• WHAT THE TASK REQUIRES
Format the listing lines from the line with "Bar xyxy=(152,576,269,638)" to the line with "Text: M₃: M₃ xyxy=(475,660,501,678)" as a JSON list of strings, one string per line, skipping blank lines.

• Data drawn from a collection
┌────────

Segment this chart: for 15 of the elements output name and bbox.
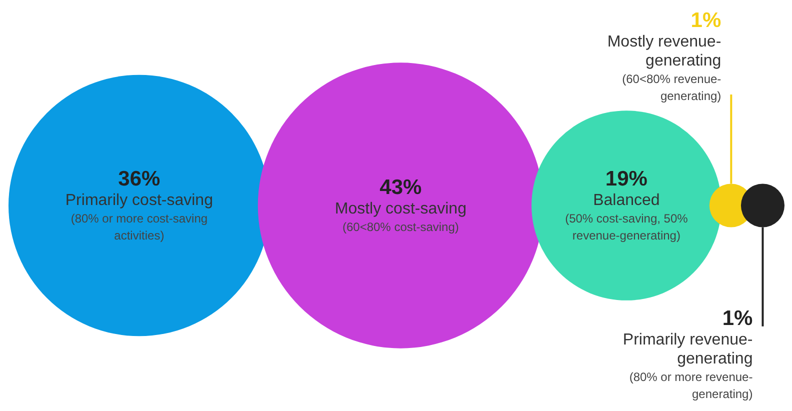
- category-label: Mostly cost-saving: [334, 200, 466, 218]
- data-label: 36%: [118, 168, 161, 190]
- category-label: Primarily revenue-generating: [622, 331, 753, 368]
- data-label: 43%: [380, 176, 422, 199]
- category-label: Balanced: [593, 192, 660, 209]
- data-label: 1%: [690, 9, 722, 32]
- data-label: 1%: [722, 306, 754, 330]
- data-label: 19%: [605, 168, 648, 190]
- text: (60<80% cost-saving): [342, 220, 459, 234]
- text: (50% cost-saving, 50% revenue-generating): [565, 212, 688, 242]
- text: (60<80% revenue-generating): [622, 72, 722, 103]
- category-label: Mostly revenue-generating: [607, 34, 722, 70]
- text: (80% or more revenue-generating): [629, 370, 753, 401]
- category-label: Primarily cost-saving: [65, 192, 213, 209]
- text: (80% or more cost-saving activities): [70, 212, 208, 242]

└────────
┌────────

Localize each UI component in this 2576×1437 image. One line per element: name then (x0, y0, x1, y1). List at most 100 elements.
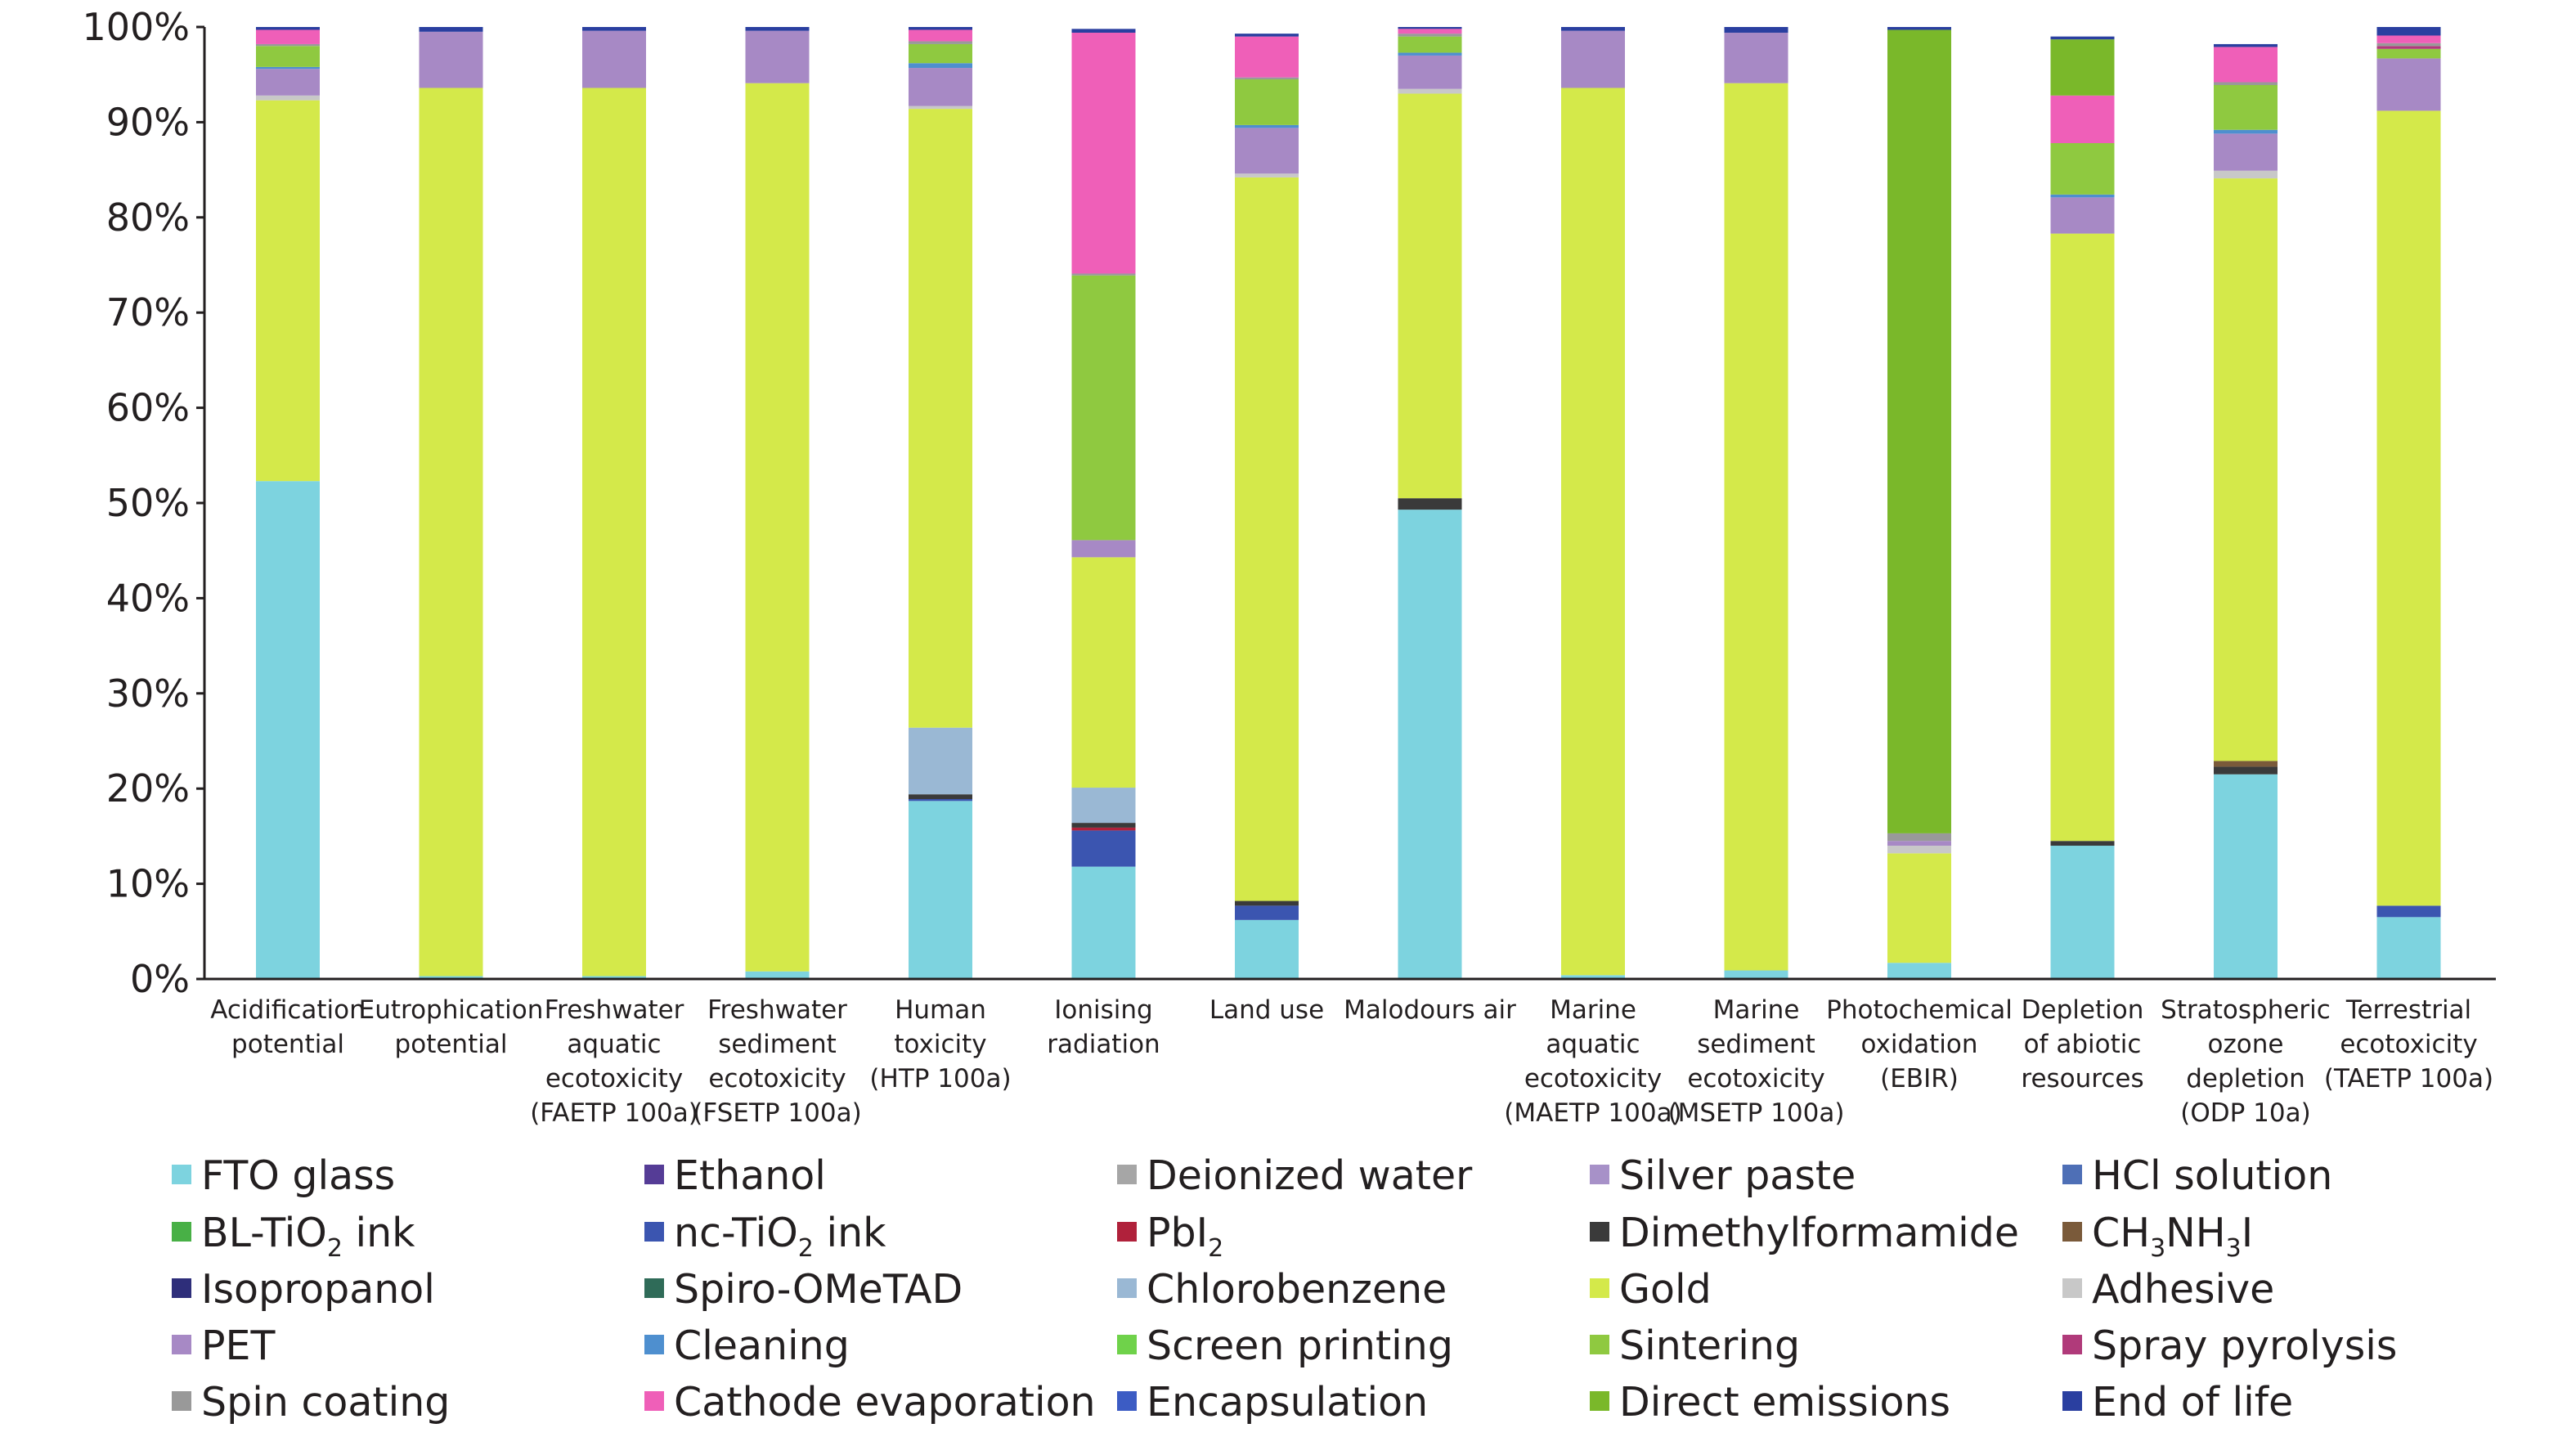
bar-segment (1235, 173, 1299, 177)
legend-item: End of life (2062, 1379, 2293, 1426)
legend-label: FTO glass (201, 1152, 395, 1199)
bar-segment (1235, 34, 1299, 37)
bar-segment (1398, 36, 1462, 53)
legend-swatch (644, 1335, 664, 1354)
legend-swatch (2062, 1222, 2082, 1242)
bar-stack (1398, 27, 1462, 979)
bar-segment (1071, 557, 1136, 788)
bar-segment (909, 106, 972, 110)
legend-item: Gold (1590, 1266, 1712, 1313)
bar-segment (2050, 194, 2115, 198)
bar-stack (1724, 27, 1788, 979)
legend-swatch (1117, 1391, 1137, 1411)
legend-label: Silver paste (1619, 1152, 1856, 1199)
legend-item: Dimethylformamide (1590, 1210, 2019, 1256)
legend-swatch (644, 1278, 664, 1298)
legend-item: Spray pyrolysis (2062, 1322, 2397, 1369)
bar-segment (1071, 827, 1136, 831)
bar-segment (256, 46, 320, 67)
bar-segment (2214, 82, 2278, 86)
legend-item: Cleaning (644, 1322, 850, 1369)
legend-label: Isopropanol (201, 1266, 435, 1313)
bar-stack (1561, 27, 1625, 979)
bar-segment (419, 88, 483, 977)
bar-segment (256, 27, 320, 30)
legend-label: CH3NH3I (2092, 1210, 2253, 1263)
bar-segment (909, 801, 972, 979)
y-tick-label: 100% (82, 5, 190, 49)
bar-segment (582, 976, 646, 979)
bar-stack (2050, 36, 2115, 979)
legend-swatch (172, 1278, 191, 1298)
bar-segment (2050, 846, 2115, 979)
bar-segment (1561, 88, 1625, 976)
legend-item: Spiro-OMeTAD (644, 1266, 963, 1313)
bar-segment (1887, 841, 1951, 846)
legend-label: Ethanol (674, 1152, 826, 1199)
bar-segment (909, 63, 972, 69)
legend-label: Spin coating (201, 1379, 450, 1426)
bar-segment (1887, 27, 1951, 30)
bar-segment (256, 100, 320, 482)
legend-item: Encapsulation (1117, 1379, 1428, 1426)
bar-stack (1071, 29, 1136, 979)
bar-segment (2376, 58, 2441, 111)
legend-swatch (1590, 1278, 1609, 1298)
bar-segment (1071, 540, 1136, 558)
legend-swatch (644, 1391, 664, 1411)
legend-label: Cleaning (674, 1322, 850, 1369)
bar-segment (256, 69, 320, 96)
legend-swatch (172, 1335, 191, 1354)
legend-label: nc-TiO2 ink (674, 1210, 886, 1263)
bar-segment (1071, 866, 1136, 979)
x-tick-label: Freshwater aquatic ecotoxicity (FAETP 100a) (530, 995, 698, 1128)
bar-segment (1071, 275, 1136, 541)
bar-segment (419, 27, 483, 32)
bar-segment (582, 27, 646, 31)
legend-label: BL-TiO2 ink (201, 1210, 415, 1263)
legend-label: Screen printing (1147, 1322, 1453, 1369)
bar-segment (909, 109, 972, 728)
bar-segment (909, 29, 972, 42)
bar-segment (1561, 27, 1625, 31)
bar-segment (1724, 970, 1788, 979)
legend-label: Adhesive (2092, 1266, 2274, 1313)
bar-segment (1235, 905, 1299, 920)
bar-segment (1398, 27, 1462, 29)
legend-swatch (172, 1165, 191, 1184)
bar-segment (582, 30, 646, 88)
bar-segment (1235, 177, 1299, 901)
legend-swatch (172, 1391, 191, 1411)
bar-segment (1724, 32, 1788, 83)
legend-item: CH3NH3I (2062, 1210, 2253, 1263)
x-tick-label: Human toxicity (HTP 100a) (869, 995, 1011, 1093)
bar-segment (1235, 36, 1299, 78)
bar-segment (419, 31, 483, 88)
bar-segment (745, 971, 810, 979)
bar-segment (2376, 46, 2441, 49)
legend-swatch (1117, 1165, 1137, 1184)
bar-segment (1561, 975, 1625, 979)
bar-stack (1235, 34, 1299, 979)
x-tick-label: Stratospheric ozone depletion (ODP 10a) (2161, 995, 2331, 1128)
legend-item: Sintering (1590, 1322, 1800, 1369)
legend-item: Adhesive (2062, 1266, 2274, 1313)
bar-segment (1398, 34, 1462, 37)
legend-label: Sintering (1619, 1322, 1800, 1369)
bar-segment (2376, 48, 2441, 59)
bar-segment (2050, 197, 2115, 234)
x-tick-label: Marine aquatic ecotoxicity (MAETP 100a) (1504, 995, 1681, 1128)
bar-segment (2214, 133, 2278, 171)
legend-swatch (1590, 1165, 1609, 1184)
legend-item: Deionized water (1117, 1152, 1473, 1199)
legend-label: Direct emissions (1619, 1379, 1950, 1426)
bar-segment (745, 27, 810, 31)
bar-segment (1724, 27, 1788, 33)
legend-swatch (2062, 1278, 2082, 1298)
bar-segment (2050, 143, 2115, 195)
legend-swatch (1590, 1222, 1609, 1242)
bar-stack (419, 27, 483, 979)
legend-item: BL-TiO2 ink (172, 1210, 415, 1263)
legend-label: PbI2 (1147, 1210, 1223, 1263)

└────────
┌────────

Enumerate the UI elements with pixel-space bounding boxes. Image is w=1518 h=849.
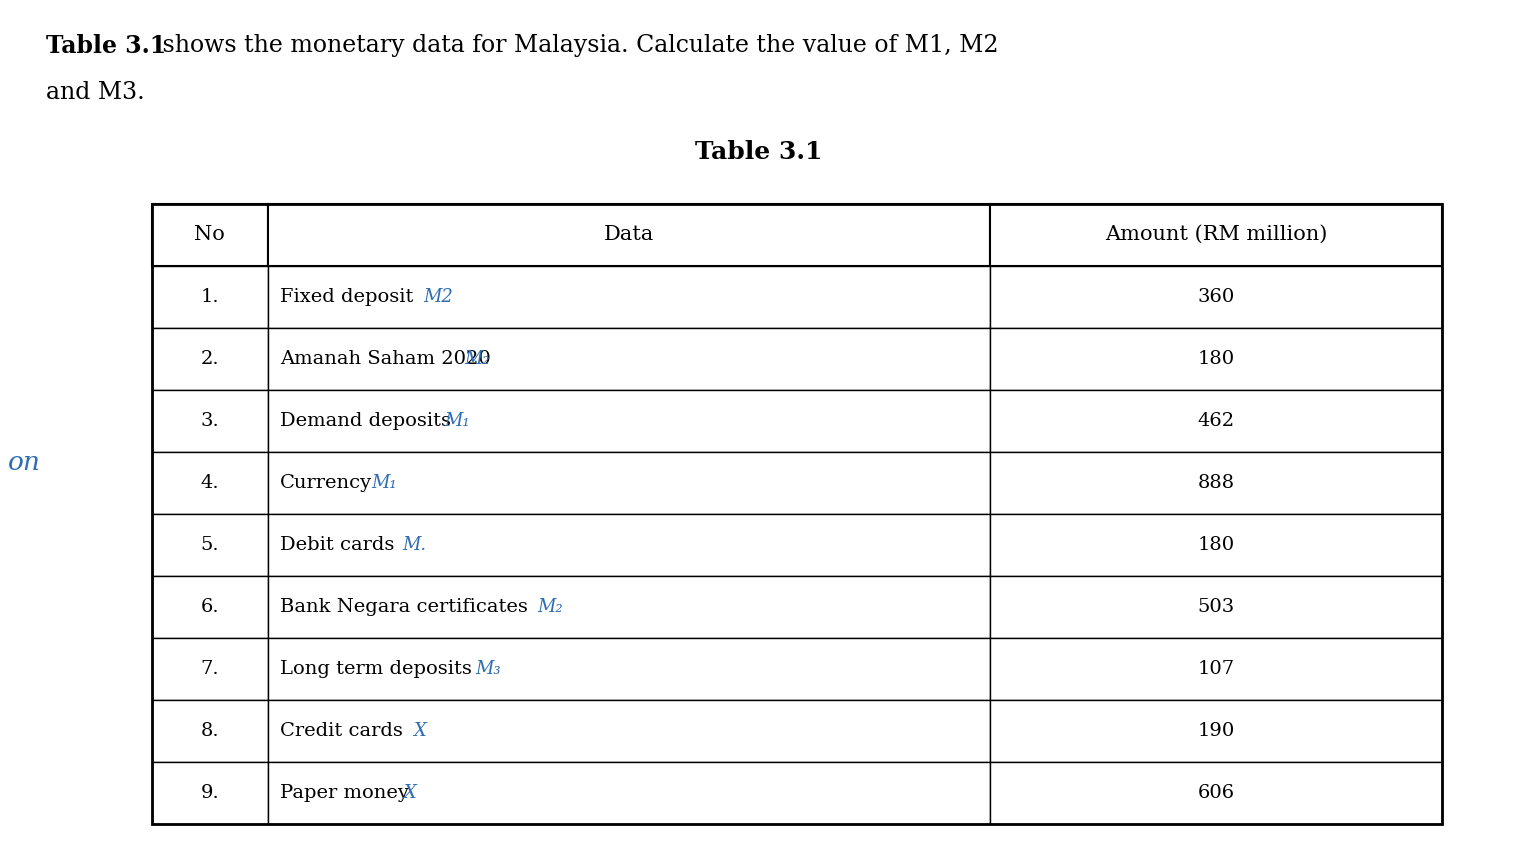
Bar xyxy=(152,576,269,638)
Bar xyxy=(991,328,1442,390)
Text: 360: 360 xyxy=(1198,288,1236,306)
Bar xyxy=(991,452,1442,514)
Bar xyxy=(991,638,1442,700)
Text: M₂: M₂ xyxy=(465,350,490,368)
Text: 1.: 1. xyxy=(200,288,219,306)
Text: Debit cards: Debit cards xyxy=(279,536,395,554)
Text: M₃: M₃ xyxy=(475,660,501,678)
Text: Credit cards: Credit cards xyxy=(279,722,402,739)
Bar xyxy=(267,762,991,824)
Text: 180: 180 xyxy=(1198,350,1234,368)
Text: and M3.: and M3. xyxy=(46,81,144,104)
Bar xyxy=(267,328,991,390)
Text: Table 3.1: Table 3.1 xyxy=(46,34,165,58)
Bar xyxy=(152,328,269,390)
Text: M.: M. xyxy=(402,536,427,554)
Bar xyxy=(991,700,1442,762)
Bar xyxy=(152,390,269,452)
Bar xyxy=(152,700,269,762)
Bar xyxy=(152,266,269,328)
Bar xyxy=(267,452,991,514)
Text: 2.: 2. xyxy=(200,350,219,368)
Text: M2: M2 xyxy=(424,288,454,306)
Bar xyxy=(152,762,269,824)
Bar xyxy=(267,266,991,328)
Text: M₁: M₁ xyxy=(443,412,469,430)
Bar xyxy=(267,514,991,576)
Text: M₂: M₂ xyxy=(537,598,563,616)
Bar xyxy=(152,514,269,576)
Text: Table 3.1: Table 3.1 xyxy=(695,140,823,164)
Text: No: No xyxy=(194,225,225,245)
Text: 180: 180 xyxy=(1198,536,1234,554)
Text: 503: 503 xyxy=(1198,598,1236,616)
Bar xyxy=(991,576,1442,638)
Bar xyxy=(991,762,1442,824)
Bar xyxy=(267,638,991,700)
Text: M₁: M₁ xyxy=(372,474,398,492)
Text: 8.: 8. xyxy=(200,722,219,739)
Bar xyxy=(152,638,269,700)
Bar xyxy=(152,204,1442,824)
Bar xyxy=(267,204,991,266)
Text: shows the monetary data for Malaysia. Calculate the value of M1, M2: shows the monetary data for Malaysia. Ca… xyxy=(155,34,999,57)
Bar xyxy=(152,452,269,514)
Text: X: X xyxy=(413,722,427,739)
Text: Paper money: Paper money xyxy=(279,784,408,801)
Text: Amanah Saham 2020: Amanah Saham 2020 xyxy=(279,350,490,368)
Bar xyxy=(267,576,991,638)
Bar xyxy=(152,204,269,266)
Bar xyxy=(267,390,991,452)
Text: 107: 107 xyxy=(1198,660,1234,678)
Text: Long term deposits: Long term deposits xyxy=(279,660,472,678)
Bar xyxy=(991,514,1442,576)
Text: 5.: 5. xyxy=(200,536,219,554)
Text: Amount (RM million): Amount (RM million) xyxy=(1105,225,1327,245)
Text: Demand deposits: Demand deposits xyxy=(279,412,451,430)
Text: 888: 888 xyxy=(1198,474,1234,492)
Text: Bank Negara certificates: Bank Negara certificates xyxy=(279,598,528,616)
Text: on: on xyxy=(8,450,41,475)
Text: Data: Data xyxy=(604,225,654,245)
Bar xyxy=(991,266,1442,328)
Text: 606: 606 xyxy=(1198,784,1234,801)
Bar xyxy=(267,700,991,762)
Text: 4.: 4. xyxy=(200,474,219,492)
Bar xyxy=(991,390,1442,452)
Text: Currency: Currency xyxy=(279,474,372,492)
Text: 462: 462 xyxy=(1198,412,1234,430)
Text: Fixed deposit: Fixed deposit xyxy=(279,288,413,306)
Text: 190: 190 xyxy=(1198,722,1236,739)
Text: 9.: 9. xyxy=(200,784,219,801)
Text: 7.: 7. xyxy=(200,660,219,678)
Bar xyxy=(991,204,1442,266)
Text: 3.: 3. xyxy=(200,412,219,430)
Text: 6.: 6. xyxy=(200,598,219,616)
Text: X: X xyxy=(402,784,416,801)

└────────

• RESPONSE TO THE EXERCISE
[
  "Bar xyxy=(152,576,269,638)",
  "Bar xyxy=(991,328,1442,390)",
  "Text: 360: 360 xyxy=(1198,288,1236,306)",
  "Bar xyxy=(991,452,1442,514)",
  "Bar xyxy=(991,638,1442,700)",
  "Text: M₂: M₂ xyxy=(465,350,490,368)",
  "Text: 1.: 1. xyxy=(200,288,219,306)",
  "Text: Debit cards: Debit cards xyxy=(279,536,395,554)",
  "Text: M₃: M₃ xyxy=(475,660,501,678)"
]